What needs to be done
Copy each line below in which the word "text" occurs.

============================================================

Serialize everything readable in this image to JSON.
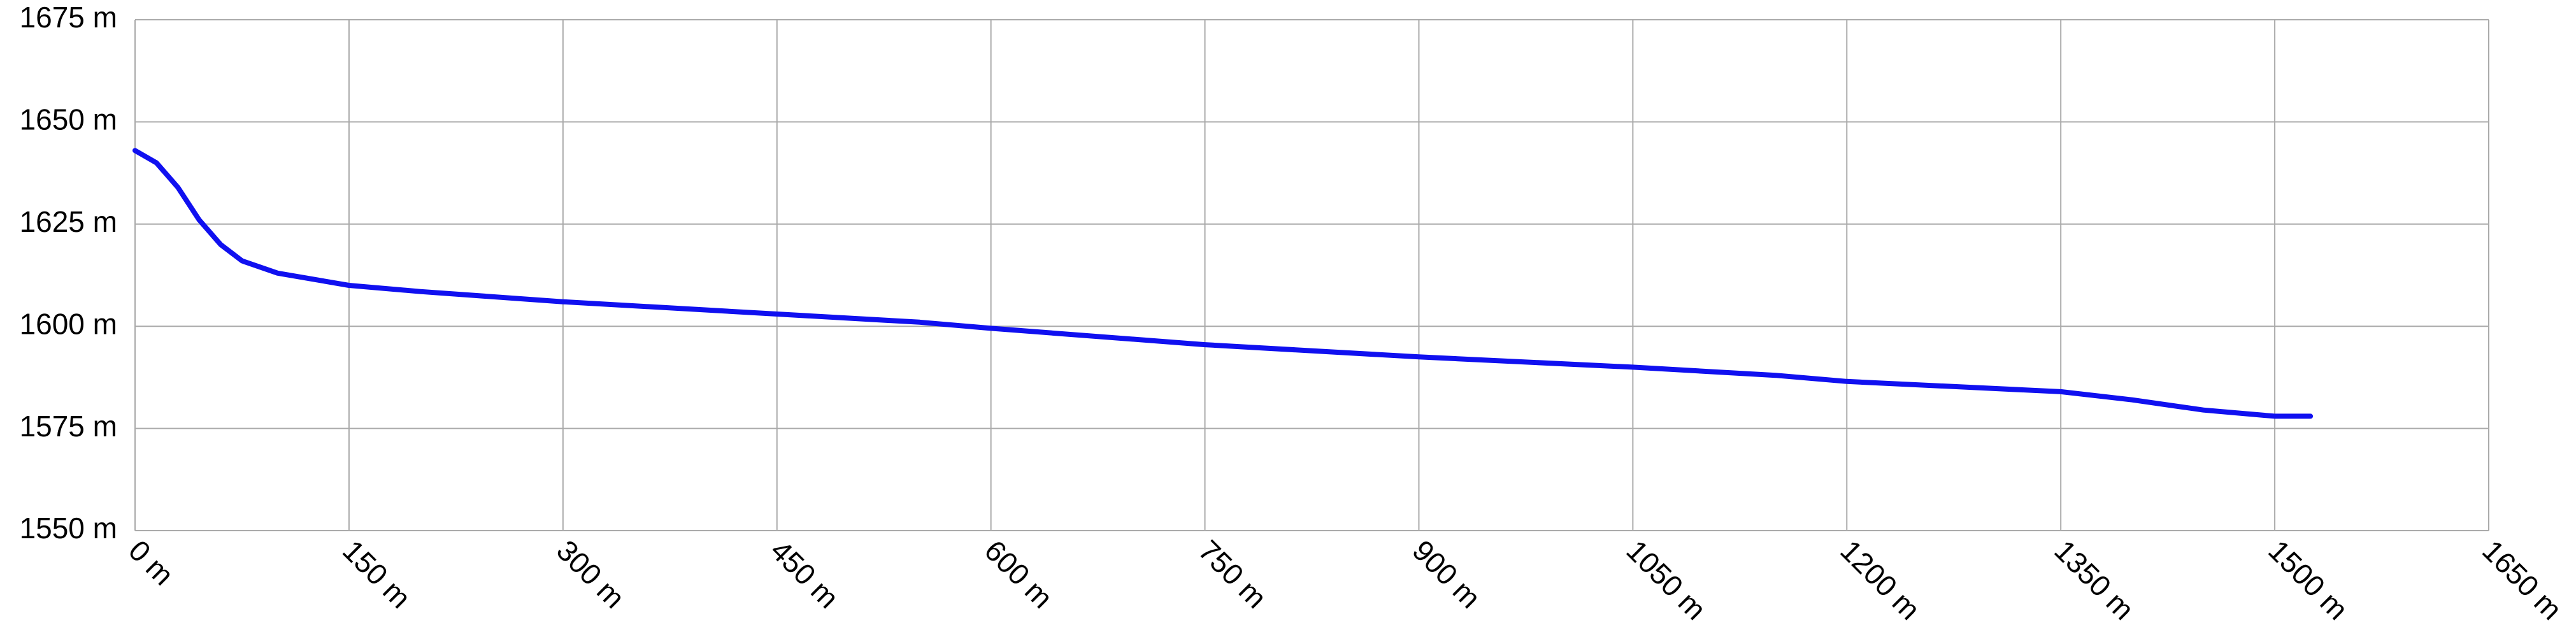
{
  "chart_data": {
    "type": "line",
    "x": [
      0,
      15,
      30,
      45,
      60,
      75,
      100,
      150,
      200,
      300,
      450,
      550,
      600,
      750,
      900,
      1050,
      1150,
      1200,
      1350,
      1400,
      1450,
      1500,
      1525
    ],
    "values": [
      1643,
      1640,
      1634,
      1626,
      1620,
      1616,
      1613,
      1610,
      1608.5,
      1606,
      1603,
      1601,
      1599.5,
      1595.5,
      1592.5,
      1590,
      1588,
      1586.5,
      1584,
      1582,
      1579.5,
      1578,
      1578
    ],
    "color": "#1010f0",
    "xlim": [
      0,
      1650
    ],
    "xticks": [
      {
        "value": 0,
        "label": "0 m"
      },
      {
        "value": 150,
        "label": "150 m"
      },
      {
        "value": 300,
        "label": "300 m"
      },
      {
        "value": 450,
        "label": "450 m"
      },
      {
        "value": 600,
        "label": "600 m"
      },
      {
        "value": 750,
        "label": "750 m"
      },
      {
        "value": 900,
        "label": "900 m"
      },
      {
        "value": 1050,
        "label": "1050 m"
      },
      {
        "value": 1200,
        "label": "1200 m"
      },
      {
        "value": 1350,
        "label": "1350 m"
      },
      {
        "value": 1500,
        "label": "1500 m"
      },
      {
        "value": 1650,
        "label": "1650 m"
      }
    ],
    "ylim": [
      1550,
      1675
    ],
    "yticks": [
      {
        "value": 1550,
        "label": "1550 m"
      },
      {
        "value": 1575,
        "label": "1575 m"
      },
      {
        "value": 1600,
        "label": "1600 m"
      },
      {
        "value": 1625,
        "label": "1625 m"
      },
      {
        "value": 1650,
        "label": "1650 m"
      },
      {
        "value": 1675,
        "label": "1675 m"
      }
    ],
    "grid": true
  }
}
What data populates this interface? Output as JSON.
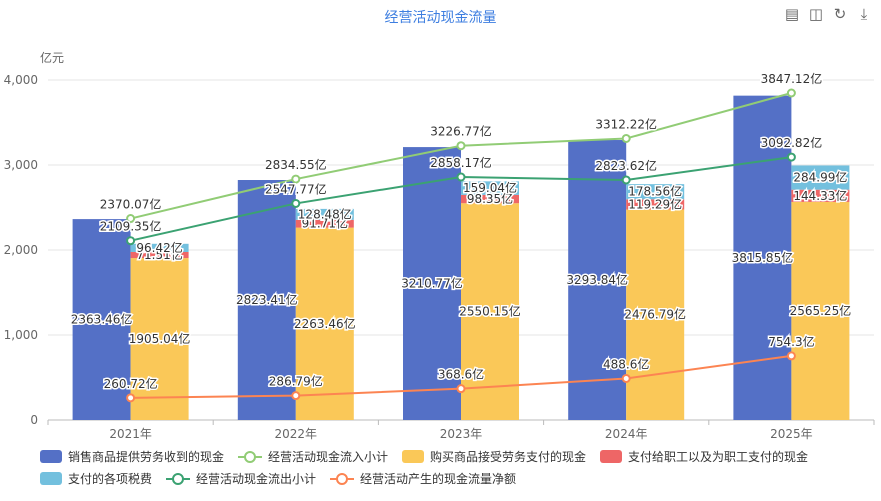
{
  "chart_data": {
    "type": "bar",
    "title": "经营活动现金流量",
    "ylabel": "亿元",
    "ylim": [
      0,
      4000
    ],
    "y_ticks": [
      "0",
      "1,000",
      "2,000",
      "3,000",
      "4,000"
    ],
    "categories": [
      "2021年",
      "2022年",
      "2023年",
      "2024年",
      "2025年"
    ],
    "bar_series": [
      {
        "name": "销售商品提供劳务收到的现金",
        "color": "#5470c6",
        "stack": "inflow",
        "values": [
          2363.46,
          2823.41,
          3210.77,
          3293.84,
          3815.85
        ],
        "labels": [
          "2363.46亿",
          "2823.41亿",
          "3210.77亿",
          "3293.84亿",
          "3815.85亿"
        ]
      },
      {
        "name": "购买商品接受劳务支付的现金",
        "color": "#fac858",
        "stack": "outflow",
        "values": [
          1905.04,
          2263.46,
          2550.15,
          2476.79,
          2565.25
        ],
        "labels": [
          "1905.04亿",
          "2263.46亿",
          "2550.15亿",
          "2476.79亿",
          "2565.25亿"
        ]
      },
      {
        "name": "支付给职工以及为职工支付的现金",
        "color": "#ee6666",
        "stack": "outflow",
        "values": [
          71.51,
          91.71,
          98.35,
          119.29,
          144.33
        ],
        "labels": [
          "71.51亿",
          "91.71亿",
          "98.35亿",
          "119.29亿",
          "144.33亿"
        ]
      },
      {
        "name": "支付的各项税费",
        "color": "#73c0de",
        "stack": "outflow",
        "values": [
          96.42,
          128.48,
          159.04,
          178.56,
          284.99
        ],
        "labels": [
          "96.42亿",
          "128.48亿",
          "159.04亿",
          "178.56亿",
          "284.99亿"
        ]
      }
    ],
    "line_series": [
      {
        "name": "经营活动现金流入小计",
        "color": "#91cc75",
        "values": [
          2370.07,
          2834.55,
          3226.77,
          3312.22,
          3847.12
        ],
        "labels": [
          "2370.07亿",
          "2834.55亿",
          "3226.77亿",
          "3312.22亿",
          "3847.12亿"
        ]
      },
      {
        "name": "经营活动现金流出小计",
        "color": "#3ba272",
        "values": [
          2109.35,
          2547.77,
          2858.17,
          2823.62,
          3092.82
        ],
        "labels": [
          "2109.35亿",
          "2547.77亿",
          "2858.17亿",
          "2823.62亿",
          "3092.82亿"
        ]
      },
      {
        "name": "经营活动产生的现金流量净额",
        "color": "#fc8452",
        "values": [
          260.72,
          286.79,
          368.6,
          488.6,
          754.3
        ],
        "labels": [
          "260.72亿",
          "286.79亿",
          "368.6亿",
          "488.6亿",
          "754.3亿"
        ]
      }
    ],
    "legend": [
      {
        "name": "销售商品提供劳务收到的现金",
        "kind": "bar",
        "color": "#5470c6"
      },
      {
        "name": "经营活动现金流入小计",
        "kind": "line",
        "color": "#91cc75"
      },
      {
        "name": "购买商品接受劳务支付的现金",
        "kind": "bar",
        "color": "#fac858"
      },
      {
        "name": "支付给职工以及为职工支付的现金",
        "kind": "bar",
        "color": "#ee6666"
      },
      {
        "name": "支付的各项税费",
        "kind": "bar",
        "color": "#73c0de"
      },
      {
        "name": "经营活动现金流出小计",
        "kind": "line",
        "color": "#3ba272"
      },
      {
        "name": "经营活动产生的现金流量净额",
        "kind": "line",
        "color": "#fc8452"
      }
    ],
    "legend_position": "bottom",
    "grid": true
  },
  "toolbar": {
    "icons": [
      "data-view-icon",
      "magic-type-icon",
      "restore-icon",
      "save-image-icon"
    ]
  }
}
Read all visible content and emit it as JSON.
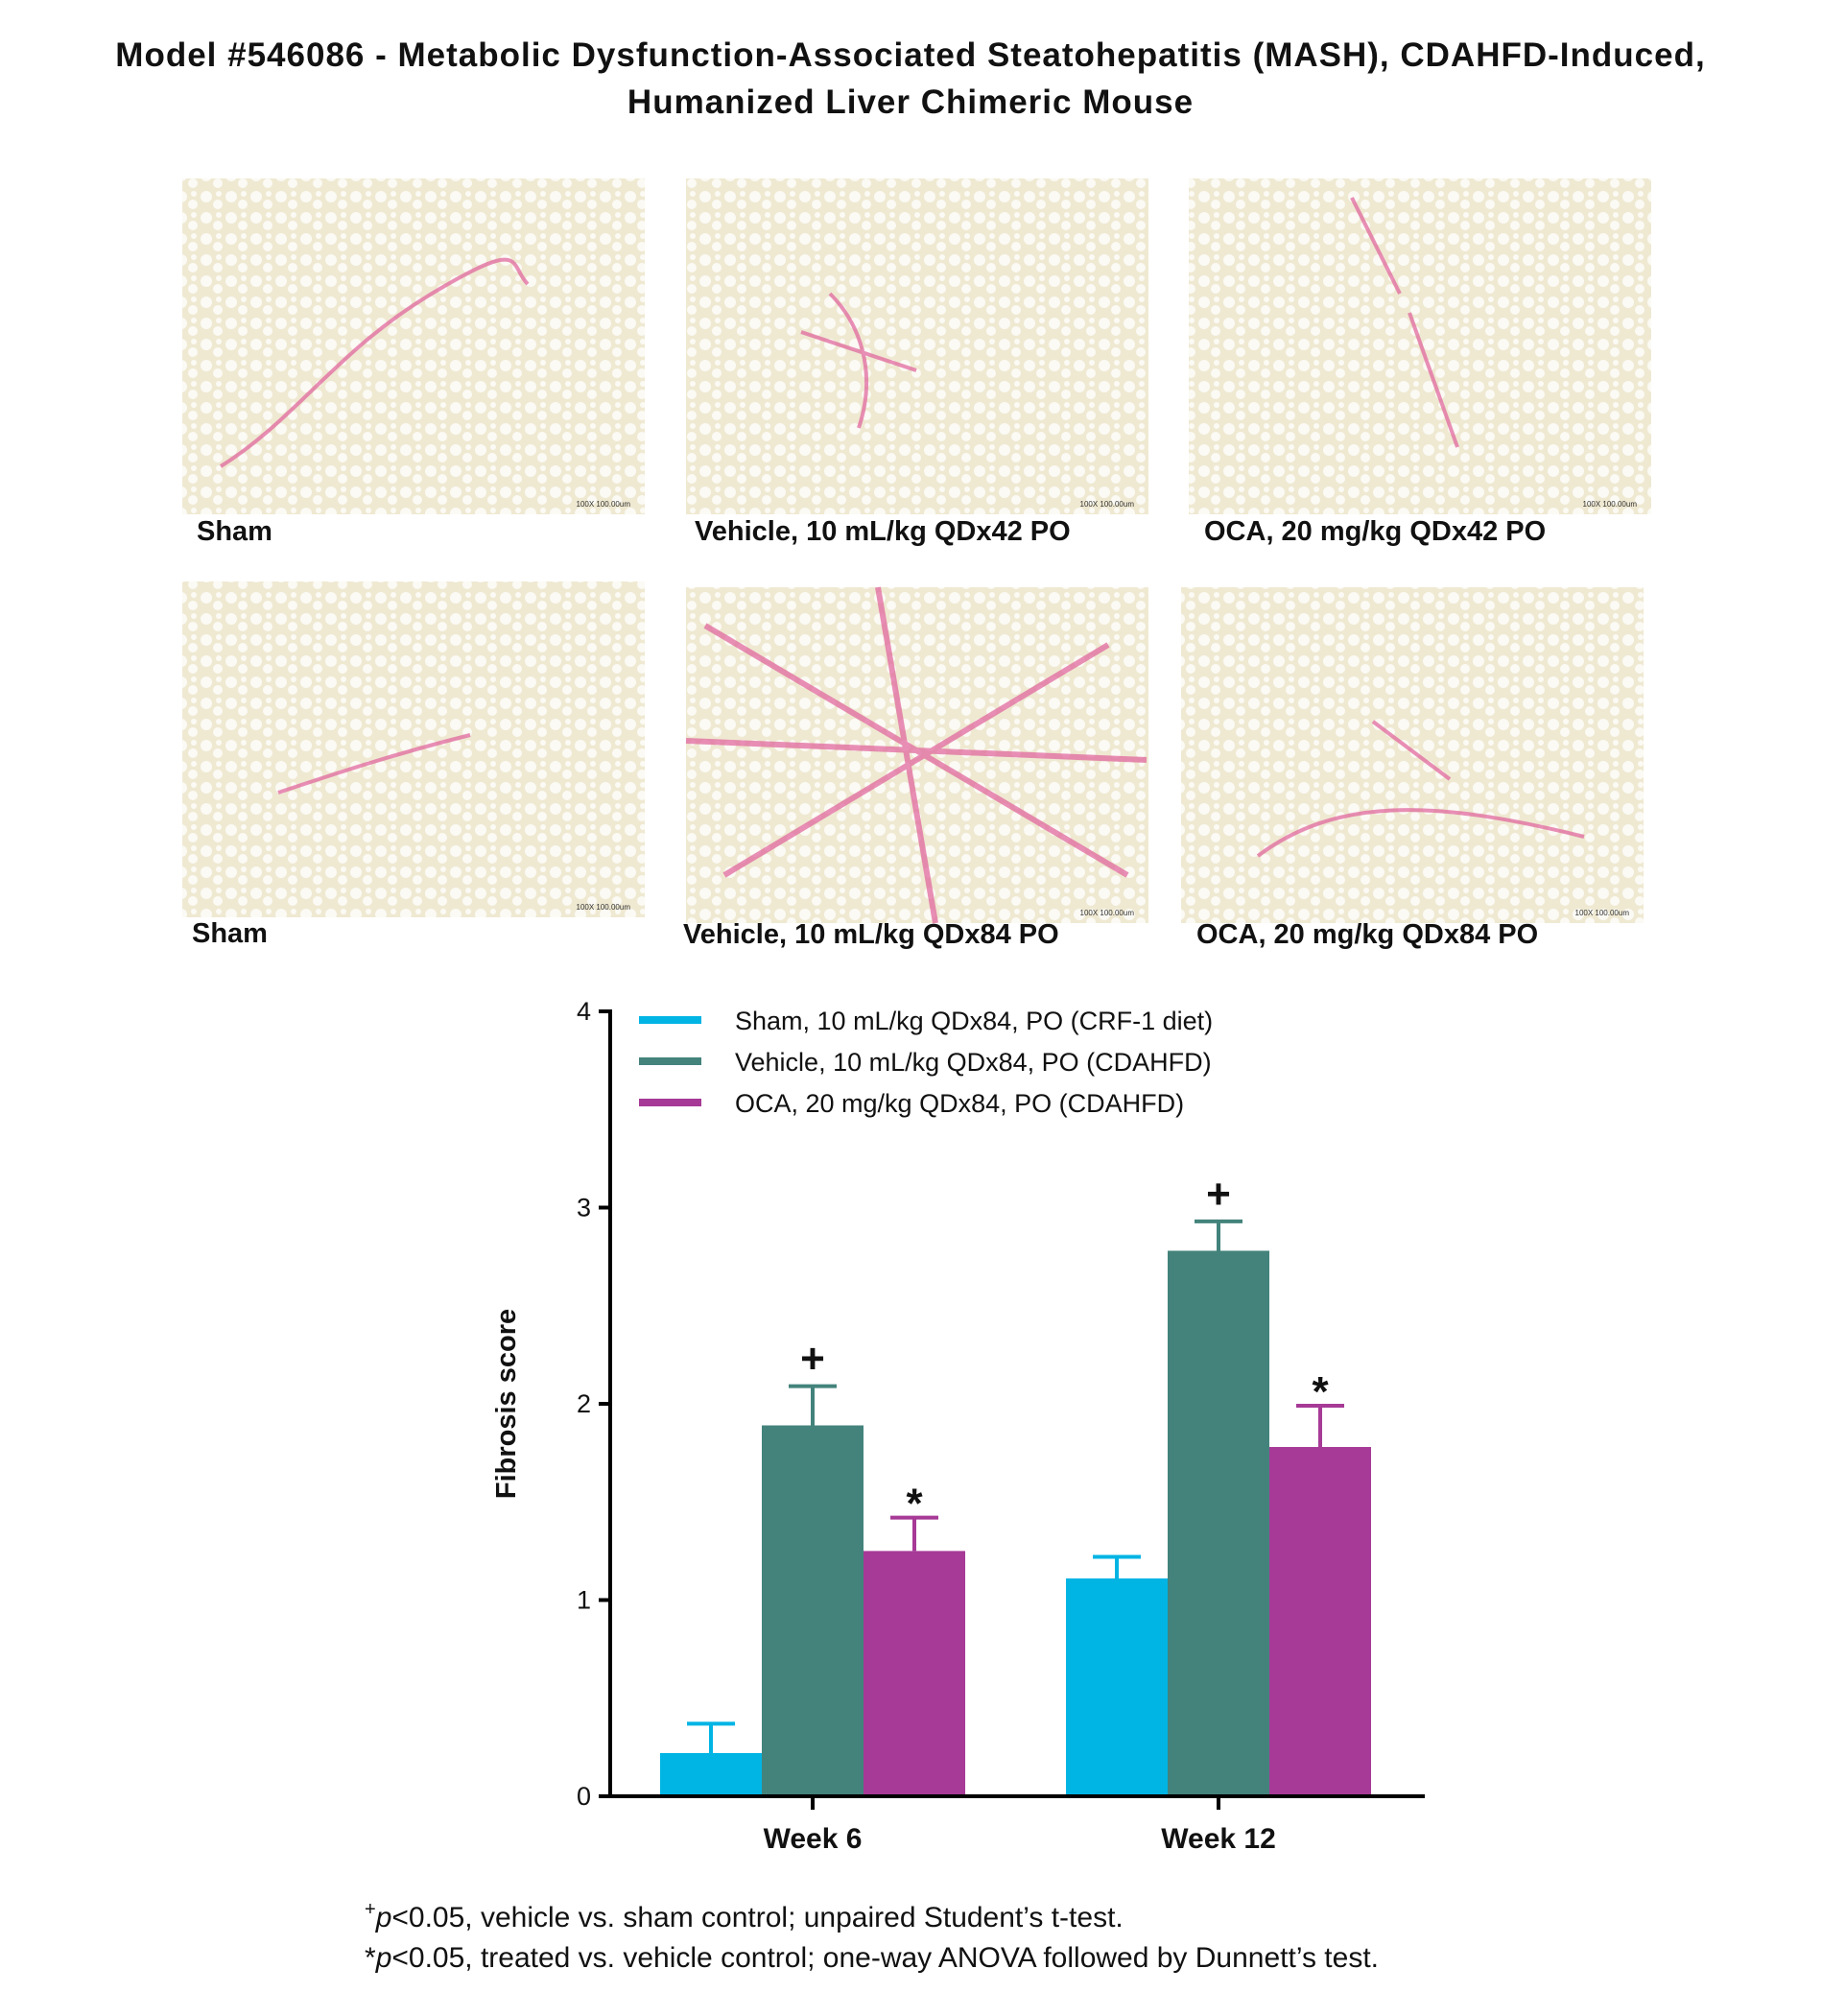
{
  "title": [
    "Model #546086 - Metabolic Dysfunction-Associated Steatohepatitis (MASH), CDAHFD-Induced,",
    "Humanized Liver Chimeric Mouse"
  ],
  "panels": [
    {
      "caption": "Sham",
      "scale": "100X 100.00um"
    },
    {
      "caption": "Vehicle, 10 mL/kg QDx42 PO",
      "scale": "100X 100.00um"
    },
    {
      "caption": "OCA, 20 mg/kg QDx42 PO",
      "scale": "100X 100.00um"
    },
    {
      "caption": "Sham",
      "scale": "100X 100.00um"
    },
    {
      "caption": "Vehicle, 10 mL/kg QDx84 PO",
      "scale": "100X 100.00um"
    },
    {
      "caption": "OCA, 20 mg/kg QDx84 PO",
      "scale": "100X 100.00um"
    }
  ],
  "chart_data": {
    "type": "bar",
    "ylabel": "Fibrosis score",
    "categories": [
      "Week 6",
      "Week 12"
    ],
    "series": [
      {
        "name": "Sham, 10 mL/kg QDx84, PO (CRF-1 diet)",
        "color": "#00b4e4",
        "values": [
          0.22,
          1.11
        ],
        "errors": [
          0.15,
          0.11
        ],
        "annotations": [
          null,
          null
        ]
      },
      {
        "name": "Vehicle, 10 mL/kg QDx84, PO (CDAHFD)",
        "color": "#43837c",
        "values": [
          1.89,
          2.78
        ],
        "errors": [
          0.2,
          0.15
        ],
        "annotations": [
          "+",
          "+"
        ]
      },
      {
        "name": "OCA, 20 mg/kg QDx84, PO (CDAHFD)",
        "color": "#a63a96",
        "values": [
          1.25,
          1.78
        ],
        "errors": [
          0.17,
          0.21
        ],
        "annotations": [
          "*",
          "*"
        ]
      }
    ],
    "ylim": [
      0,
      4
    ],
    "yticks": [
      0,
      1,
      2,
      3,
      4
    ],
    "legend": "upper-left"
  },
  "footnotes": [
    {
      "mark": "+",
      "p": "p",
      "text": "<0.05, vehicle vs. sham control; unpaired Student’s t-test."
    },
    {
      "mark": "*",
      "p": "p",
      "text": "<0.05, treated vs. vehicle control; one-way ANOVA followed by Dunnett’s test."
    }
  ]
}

============================================================

Result of the task
      "text": "<0.05, vehicle vs. sham control; unpaired Student’s t-test."
      "text": "<0.05, treated vs. vehicle control; one-way ANOVA followed by Dunnett’s test."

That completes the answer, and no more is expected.